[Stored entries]
▶
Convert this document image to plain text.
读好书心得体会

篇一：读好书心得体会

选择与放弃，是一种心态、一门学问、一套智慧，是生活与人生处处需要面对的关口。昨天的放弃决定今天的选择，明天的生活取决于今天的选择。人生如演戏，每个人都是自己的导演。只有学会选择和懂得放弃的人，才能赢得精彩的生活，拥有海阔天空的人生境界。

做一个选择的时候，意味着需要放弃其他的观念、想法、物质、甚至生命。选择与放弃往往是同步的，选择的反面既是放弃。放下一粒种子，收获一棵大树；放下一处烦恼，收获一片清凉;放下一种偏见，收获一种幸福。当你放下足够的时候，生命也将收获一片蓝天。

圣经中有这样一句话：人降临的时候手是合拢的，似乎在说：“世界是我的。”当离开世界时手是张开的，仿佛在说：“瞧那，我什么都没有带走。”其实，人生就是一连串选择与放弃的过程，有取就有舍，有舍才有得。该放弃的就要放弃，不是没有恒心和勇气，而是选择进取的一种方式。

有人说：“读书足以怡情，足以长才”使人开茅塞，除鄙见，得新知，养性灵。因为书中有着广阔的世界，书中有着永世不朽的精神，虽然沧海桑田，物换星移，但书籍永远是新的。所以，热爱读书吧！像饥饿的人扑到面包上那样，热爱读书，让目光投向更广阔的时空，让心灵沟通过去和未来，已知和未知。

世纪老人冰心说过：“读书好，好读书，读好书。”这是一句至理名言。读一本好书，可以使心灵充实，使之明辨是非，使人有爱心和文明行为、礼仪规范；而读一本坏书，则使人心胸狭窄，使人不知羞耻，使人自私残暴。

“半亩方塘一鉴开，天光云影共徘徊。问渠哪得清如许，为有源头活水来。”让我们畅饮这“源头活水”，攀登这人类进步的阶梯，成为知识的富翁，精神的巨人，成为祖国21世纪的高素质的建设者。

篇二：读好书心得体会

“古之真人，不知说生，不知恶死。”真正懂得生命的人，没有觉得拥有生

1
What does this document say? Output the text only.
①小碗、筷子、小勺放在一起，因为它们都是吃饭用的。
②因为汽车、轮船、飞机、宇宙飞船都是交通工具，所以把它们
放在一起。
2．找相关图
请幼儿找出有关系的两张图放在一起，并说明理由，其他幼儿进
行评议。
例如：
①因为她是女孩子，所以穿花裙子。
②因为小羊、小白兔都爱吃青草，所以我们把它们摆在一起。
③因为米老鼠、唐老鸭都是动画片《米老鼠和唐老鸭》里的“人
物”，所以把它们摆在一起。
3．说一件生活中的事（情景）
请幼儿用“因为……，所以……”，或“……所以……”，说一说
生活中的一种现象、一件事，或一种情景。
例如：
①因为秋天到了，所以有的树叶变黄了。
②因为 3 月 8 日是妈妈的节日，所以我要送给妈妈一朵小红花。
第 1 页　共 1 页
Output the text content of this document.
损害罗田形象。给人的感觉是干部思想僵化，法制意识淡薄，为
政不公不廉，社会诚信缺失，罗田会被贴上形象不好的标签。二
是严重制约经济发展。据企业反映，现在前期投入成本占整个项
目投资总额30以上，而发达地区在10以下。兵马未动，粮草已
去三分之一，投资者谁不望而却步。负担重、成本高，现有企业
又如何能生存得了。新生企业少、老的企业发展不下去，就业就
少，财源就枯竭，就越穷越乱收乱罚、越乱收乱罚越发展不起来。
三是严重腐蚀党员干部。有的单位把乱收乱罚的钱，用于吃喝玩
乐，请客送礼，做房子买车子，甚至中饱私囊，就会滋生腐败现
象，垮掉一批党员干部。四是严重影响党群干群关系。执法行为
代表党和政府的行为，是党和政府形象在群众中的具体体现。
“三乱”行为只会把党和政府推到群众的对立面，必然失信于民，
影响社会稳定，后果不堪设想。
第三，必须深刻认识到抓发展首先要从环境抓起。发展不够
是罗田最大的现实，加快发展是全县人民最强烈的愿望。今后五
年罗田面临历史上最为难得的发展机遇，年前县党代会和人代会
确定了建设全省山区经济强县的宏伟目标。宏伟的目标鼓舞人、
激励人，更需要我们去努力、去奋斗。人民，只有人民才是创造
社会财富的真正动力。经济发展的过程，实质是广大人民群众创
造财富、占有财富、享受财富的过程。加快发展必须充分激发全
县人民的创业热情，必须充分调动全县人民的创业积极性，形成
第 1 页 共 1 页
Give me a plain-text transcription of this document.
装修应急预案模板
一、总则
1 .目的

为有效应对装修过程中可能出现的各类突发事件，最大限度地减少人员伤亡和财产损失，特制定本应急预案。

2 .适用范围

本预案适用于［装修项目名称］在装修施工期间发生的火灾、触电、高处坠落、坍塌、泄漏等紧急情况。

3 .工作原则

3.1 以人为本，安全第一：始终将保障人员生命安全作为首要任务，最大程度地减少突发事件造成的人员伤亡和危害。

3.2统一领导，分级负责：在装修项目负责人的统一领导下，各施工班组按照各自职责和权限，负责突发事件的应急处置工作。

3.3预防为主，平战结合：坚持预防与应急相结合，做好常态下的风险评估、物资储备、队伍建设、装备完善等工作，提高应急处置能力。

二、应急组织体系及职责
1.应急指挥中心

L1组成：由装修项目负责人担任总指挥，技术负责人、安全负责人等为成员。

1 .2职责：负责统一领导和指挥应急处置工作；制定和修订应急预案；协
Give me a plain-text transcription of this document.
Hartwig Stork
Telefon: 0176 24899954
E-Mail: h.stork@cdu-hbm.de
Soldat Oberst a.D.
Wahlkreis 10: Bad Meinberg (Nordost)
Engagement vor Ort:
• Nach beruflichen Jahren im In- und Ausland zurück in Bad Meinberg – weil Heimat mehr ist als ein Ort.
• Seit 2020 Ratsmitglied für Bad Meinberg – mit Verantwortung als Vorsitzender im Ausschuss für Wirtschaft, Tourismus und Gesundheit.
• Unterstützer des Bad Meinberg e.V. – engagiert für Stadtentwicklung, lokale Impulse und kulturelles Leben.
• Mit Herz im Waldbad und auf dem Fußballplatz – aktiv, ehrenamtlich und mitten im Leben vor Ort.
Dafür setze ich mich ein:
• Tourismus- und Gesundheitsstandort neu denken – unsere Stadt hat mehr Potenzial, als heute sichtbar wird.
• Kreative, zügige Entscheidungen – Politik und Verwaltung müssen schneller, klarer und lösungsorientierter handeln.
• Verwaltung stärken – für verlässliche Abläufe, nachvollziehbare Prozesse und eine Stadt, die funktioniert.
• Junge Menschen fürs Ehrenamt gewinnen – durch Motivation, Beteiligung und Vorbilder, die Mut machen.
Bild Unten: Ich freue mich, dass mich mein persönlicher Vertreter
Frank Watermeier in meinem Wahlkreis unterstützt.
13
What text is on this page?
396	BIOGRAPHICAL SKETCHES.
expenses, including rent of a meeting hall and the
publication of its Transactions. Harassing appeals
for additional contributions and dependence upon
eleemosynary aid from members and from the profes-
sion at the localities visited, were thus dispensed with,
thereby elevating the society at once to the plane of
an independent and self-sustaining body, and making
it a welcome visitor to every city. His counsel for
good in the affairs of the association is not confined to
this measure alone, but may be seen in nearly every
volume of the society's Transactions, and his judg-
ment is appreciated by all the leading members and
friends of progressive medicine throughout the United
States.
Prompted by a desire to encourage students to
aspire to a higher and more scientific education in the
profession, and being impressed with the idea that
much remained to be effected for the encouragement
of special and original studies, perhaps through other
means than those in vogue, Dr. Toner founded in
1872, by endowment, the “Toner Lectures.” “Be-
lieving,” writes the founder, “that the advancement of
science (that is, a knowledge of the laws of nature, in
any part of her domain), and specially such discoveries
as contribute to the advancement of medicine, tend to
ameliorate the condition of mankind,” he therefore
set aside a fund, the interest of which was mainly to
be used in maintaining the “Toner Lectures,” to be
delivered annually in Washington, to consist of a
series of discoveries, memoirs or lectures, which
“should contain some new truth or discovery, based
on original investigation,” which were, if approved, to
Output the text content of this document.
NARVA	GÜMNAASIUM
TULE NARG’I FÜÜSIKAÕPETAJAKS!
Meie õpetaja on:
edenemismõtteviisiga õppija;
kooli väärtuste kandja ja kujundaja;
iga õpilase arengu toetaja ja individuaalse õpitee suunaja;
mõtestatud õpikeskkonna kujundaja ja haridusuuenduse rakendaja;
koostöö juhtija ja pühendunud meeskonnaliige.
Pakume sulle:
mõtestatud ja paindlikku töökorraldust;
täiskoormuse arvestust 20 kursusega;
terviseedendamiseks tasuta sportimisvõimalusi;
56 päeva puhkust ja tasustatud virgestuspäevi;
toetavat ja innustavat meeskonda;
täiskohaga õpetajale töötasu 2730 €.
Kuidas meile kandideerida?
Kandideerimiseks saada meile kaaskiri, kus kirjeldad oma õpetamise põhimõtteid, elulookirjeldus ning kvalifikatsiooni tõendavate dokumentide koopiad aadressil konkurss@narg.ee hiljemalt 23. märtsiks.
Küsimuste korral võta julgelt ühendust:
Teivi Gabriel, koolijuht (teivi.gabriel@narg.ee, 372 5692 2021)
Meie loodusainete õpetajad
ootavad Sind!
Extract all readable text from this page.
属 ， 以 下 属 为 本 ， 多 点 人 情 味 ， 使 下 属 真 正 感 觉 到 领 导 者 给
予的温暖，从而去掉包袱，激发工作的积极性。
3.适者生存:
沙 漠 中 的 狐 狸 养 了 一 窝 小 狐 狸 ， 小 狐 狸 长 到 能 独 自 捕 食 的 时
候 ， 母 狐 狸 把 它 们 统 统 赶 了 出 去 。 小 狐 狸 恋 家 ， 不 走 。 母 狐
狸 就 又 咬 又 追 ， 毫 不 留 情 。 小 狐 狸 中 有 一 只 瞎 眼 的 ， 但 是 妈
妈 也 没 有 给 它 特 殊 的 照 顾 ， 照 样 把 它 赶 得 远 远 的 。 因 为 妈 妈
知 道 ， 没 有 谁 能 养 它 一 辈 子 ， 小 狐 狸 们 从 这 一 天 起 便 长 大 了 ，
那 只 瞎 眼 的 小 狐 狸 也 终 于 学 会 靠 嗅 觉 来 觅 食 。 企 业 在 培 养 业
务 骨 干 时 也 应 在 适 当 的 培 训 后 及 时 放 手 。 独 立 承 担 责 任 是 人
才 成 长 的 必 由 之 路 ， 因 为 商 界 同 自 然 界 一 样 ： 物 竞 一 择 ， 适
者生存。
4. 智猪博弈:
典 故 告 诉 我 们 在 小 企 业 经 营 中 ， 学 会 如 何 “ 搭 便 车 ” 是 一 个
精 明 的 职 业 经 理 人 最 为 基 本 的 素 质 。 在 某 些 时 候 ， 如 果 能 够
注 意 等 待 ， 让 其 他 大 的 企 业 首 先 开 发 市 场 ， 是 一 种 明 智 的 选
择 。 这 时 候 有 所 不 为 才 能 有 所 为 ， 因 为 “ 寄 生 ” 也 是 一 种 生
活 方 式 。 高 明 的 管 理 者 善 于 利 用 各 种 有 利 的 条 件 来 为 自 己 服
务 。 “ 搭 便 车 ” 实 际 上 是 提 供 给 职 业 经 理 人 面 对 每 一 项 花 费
◀
EXERCISE BRIEF: Extract every line that has the string "which" in it.

FINISHED ANSWER:
set aside a fund, the interest of which was mainly to
series of discoveries, memoirs or lectures, which
on original investigation,” which were, if approved, to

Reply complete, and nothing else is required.